--- Begin ---

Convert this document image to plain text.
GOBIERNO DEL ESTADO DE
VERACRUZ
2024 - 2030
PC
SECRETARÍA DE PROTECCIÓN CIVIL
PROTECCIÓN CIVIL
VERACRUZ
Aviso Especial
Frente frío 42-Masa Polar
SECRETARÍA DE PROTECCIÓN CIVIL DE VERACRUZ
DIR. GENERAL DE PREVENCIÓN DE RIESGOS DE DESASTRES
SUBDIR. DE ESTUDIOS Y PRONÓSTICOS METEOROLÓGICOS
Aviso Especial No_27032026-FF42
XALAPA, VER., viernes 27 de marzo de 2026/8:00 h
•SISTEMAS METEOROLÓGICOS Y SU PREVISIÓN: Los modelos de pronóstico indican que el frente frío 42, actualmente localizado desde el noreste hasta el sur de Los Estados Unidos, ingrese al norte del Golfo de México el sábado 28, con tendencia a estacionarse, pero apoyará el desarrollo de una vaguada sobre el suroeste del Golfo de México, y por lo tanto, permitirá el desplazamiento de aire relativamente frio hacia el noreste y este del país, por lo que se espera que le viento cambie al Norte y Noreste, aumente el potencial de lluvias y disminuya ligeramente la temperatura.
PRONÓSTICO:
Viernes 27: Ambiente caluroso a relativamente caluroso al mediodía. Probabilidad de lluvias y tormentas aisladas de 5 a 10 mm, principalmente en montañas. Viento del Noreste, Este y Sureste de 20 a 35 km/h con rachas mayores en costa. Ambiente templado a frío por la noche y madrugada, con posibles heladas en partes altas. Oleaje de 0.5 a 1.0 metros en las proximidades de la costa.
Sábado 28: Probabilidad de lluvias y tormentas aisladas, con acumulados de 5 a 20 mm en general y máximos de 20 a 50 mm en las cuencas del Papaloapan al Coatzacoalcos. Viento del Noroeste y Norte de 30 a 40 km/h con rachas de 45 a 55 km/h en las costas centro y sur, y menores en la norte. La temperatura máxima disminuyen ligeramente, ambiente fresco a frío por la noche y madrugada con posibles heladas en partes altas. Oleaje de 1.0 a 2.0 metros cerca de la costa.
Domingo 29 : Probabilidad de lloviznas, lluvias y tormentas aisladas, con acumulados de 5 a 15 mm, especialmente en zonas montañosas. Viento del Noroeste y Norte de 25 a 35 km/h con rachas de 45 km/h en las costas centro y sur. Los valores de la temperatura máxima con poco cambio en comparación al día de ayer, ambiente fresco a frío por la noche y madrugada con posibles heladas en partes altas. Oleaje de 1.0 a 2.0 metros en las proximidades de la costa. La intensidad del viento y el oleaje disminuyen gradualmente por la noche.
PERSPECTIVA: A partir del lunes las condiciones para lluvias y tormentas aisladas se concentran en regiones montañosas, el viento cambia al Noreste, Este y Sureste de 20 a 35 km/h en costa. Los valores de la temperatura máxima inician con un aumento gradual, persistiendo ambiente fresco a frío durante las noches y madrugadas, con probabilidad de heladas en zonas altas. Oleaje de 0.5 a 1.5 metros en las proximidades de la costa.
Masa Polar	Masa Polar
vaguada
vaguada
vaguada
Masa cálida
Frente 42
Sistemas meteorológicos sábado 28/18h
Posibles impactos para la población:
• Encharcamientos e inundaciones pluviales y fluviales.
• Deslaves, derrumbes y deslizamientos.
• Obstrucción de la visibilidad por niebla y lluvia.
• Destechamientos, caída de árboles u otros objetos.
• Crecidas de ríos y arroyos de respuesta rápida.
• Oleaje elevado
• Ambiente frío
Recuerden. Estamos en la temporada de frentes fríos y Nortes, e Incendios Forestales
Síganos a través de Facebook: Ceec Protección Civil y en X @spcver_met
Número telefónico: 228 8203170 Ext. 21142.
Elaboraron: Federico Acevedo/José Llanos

--- End ---

## Goal of the exercise
Write out each line of the data above again, exactly as given.

## Full response
Convert this document image to plain text.
GOBIERNO DEL ESTADO DE
VERACRUZ
2024 - 2030
PC
SECRETARÍA DE PROTECCIÓN CIVIL
PROTECCIÓN CIVIL
VERACRUZ
Aviso Especial
Frente frío 42-Masa Polar
SECRETARÍA DE PROTECCIÓN CIVIL DE VERACRUZ
DIR. GENERAL DE PREVENCIÓN DE RIESGOS DE DESASTRES
SUBDIR. DE ESTUDIOS Y PRONÓSTICOS METEOROLÓGICOS
Aviso Especial No_27032026-FF42
XALAPA, VER., viernes 27 de marzo de 2026/8:00 h
•SISTEMAS METEOROLÓGICOS Y SU PREVISIÓN: Los modelos de pronóstico indican que el frente frío 42, actualmente localizado desde el noreste hasta el sur de Los Estados Unidos, ingrese al norte del Golfo de México el sábado 28, con tendencia a estacionarse, pero apoyará el desarrollo de una vaguada sobre el suroeste del Golfo de México, y por lo tanto, permitirá el desplazamiento de aire relativamente frio hacia el noreste y este del país, por lo que se espera que le viento cambie al Norte y Noreste, aumente el potencial de lluvias y disminuya ligeramente la temperatura.
PRONÓSTICO:
Viernes 27: Ambiente caluroso a relativamente caluroso al mediodía. Probabilidad de lluvias y tormentas aisladas de 5 a 10 mm, principalmente en montañas. Viento del Noreste, Este y Sureste de 20 a 35 km/h con rachas mayores en costa. Ambiente templado a frío por la noche y madrugada, con posibles heladas en partes altas. Oleaje de 0.5 a 1.0 metros en las proximidades de la costa.
Sábado 28: Probabilidad de lluvias y tormentas aisladas, con acumulados de 5 a 20 mm en general y máximos de 20 a 50 mm en las cuencas del Papaloapan al Coatzacoalcos. Viento del Noroeste y Norte de 30 a 40 km/h con rachas de 45 a 55 km/h en las costas centro y sur, y menores en la norte. La temperatura máxima disminuyen ligeramente, ambiente fresco a frío por la noche y madrugada con posibles heladas en partes altas. Oleaje de 1.0 a 2.0 metros cerca de la costa.
Domingo 29 : Probabilidad de lloviznas, lluvias y tormentas aisladas, con acumulados de 5 a 15 mm, especialmente en zonas montañosas. Viento del Noroeste y Norte de 25 a 35 km/h con rachas de 45 km/h en las costas centro y sur. Los valores de la temperatura máxima con poco cambio en comparación al día de ayer, ambiente fresco a frío por la noche y madrugada con posibles heladas en partes altas. Oleaje de 1.0 a 2.0 metros en las proximidades de la costa. La intensidad del viento y el oleaje disminuyen gradualmente por la noche.
PERSPECTIVA: A partir del lunes las condiciones para lluvias y tormentas aisladas se concentran en regiones montañosas, el viento cambia al Noreste, Este y Sureste de 20 a 35 km/h en costa. Los valores de la temperatura máxima inician con un aumento gradual, persistiendo ambiente fresco a frío durante las noches y madrugadas, con probabilidad de heladas en zonas altas. Oleaje de 0.5 a 1.5 metros en las proximidades de la costa.
Masa Polar	Masa Polar
vaguada
vaguada
vaguada
Masa cálida
Frente 42
Sistemas meteorológicos sábado 28/18h
Posibles impactos para la población:
• Encharcamientos e inundaciones pluviales y fluviales.
• Deslaves, derrumbes y deslizamientos.
• Obstrucción de la visibilidad por niebla y lluvia.
• Destechamientos, caída de árboles u otros objetos.
• Crecidas de ríos y arroyos de respuesta rápida.
• Oleaje elevado
• Ambiente frío
Recuerden. Estamos en la temporada de frentes fríos y Nortes, e Incendios Forestales
Síganos a través de Facebook: Ceec Protección Civil y en X @spcver_met
Número telefónico: 228 8203170 Ext. 21142.
Elaboraron: Federico Acevedo/José Llanos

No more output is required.